WHAT IS REQUIRED -
Find each line with the word "info" and copy it.
# start of GIVEN RECORDS
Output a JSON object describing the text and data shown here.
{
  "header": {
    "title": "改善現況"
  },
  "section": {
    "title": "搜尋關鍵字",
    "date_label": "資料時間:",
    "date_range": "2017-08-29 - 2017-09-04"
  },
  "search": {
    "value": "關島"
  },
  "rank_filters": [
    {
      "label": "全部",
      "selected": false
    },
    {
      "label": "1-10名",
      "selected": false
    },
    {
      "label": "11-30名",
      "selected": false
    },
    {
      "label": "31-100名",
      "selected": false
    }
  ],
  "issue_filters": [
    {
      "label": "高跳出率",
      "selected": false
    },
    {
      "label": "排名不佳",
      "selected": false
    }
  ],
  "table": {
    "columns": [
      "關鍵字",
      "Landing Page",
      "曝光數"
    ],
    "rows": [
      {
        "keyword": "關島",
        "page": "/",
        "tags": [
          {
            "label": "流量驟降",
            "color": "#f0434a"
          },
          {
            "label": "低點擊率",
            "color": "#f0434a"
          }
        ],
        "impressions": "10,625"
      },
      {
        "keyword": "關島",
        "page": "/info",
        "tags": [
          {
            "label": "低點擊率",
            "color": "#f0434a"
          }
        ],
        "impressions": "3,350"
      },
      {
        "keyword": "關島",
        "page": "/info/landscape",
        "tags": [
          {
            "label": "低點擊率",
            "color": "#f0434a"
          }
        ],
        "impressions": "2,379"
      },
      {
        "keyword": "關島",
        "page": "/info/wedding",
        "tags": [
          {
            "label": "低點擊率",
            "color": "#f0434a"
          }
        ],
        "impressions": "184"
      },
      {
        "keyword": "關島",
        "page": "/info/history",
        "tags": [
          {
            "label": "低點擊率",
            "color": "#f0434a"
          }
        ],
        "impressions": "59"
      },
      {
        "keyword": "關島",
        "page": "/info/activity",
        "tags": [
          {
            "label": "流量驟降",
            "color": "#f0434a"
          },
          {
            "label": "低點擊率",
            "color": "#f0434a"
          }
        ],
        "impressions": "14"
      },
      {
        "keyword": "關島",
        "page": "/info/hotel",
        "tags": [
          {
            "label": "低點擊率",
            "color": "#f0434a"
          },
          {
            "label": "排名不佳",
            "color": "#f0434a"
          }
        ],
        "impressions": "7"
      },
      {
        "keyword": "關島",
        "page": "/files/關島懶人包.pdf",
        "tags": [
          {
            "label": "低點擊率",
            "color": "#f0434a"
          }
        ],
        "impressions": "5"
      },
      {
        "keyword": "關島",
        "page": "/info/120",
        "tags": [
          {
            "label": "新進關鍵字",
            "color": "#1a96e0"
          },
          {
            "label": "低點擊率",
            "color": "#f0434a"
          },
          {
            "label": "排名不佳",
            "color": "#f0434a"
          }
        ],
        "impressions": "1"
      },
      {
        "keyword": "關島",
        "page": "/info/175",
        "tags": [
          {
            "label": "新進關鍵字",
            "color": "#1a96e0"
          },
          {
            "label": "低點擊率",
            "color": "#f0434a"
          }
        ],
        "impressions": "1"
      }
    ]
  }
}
# end of GIVEN RECORDS
REPLY TO THE TASK -
        "page": "/info",
        "page": "/info/landscape",
        "page": "/info/wedding",
        "page": "/info/history",
        "page": "/info/activity",
        "page": "/info/hotel",
        "page": "/info/120",
        "page": "/info/175",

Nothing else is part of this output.